WHAT TO DO. Output the material exactly, but drop every image it holds.
[start of GIVEN RECORDS]
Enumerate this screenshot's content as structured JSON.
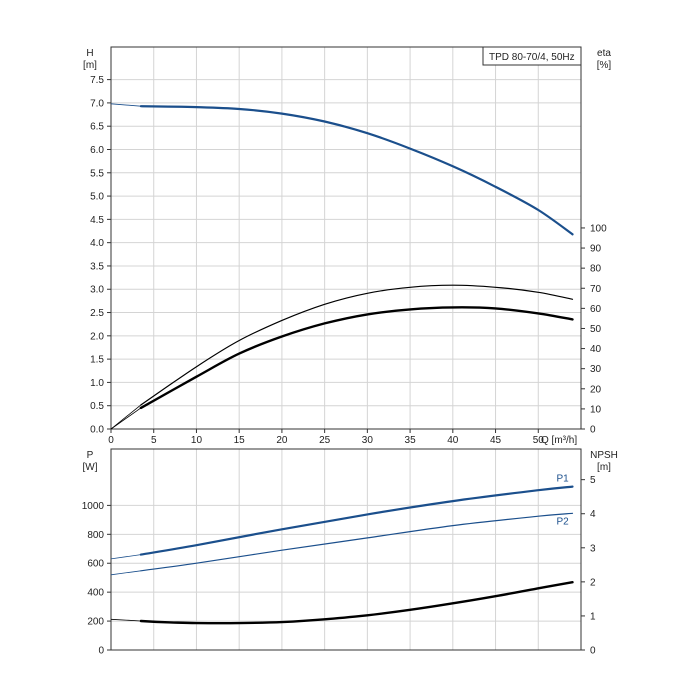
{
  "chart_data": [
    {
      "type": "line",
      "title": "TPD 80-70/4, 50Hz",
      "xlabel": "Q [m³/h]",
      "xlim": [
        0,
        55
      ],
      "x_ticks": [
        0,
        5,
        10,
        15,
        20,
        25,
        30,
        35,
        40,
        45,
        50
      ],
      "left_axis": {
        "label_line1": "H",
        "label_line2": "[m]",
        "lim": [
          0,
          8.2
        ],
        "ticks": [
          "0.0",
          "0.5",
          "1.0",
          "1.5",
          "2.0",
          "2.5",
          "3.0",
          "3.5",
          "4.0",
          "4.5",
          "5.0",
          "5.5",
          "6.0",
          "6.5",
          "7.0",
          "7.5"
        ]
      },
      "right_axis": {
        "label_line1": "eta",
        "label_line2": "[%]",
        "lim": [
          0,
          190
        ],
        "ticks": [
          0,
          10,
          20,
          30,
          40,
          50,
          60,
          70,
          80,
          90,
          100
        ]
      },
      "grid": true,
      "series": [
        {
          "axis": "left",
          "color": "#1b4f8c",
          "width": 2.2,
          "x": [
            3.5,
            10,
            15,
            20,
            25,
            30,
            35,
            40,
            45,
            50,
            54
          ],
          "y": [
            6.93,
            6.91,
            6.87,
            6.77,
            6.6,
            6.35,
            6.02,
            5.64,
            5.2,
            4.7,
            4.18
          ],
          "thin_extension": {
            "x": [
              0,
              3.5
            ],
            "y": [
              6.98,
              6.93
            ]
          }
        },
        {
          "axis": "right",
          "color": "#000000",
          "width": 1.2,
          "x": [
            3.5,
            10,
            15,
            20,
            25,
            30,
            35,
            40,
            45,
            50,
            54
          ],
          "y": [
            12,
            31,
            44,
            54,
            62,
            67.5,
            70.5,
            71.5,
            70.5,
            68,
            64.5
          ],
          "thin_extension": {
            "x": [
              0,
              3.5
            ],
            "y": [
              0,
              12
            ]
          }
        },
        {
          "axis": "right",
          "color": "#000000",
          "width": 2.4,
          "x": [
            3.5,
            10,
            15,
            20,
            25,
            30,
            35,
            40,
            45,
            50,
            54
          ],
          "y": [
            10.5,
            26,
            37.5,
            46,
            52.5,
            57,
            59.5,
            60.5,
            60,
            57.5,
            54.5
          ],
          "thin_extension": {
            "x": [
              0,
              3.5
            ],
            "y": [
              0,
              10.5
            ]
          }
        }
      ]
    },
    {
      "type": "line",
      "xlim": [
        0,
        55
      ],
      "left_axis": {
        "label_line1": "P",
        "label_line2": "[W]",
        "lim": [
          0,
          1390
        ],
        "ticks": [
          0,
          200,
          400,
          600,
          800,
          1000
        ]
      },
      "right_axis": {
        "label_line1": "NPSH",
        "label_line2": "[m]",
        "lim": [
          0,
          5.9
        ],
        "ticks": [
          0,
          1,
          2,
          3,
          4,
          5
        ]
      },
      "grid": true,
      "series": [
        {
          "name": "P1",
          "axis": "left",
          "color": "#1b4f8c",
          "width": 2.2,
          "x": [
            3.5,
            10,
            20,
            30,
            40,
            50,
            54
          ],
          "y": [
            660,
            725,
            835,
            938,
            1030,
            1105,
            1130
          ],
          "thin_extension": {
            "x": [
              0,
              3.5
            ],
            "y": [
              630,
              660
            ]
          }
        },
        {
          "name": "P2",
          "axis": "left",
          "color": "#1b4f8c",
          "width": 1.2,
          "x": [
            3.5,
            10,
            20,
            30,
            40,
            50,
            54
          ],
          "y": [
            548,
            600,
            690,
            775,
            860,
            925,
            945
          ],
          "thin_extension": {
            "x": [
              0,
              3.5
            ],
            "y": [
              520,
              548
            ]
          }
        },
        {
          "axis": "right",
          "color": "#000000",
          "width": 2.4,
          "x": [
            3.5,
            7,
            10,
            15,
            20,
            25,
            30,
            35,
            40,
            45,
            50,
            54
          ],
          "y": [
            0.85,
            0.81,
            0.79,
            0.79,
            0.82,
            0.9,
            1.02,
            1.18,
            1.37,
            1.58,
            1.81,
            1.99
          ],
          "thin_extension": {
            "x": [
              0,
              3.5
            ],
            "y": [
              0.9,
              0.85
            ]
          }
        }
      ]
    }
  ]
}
[end of GIVEN RECORDS]
THE RESULT.
Enumerate this screenshot's content as structured JSON.
{
  "chart_data": [
    {
      "type": "line",
      "title": "TPD 80-70/4, 50Hz",
      "xlabel": "Q [m³/h]",
      "xlim": [
        0,
        55
      ],
      "x_ticks": [
        0,
        5,
        10,
        15,
        20,
        25,
        30,
        35,
        40,
        45,
        50
      ],
      "left_axis": {
        "label_line1": "H",
        "label_line2": "[m]",
        "lim": [
          0,
          8.2
        ],
        "ticks": [
          "0.0",
          "0.5",
          "1.0",
          "1.5",
          "2.0",
          "2.5",
          "3.0",
          "3.5",
          "4.0",
          "4.5",
          "5.0",
          "5.5",
          "6.0",
          "6.5",
          "7.0",
          "7.5"
        ]
      },
      "right_axis": {
        "label_line1": "eta",
        "label_line2": "[%]",
        "lim": [
          0,
          190
        ],
        "ticks": [
          0,
          10,
          20,
          30,
          40,
          50,
          60,
          70,
          80,
          90,
          100
        ]
      },
      "grid": true,
      "series": [
        {
          "axis": "left",
          "color": "#1b4f8c",
          "width": 2.2,
          "x": [
            3.5,
            10,
            15,
            20,
            25,
            30,
            35,
            40,
            45,
            50,
            54
          ],
          "y": [
            6.93,
            6.91,
            6.87,
            6.77,
            6.6,
            6.35,
            6.02,
            5.64,
            5.2,
            4.7,
            4.18
          ],
          "thin_extension": {
            "x": [
              0,
              3.5
            ],
            "y": [
              6.98,
              6.93
            ]
          }
        },
        {
          "axis": "right",
          "color": "#000000",
          "width": 1.2,
          "x": [
            3.5,
            10,
            15,
            20,
            25,
            30,
            35,
            40,
            45,
            50,
            54
          ],
          "y": [
            12,
            31,
            44,
            54,
            62,
            67.5,
            70.5,
            71.5,
            70.5,
            68,
            64.5
          ],
          "thin_extension": {
            "x": [
              0,
              3.5
            ],
            "y": [
              0,
              12
            ]
          }
        },
        {
          "axis": "right",
          "color": "#000000",
          "width": 2.4,
          "x": [
            3.5,
            10,
            15,
            20,
            25,
            30,
            35,
            40,
            45,
            50,
            54
          ],
          "y": [
            10.5,
            26,
            37.5,
            46,
            52.5,
            57,
            59.5,
            60.5,
            60,
            57.5,
            54.5
          ],
          "thin_extension": {
            "x": [
              0,
              3.5
            ],
            "y": [
              0,
              10.5
            ]
          }
        }
      ]
    },
    {
      "type": "line",
      "xlim": [
        0,
        55
      ],
      "left_axis": {
        "label_line1": "P",
        "label_line2": "[W]",
        "lim": [
          0,
          1390
        ],
        "ticks": [
          0,
          200,
          400,
          600,
          800,
          1000
        ]
      },
      "right_axis": {
        "label_line1": "NPSH",
        "label_line2": "[m]",
        "lim": [
          0,
          5.9
        ],
        "ticks": [
          0,
          1,
          2,
          3,
          4,
          5
        ]
      },
      "grid": true,
      "series": [
        {
          "name": "P1",
          "axis": "left",
          "color": "#1b4f8c",
          "width": 2.2,
          "x": [
            3.5,
            10,
            20,
            30,
            40,
            50,
            54
          ],
          "y": [
            660,
            725,
            835,
            938,
            1030,
            1105,
            1130
          ],
          "thin_extension": {
            "x": [
              0,
              3.5
            ],
            "y": [
              630,
              660
            ]
          }
        },
        {
          "name": "P2",
          "axis": "left",
          "color": "#1b4f8c",
          "width": 1.2,
          "x": [
            3.5,
            10,
            20,
            30,
            40,
            50,
            54
          ],
          "y": [
            548,
            600,
            690,
            775,
            860,
            925,
            945
          ],
          "thin_extension": {
            "x": [
              0,
              3.5
            ],
            "y": [
              520,
              548
            ]
          }
        },
        {
          "axis": "right",
          "color": "#000000",
          "width": 2.4,
          "x": [
            3.5,
            7,
            10,
            15,
            20,
            25,
            30,
            35,
            40,
            45,
            50,
            54
          ],
          "y": [
            0.85,
            0.81,
            0.79,
            0.79,
            0.82,
            0.9,
            1.02,
            1.18,
            1.37,
            1.58,
            1.81,
            1.99
          ],
          "thin_extension": {
            "x": [
              0,
              3.5
            ],
            "y": [
              0.9,
              0.85
            ]
          }
        }
      ]
    }
  ]
}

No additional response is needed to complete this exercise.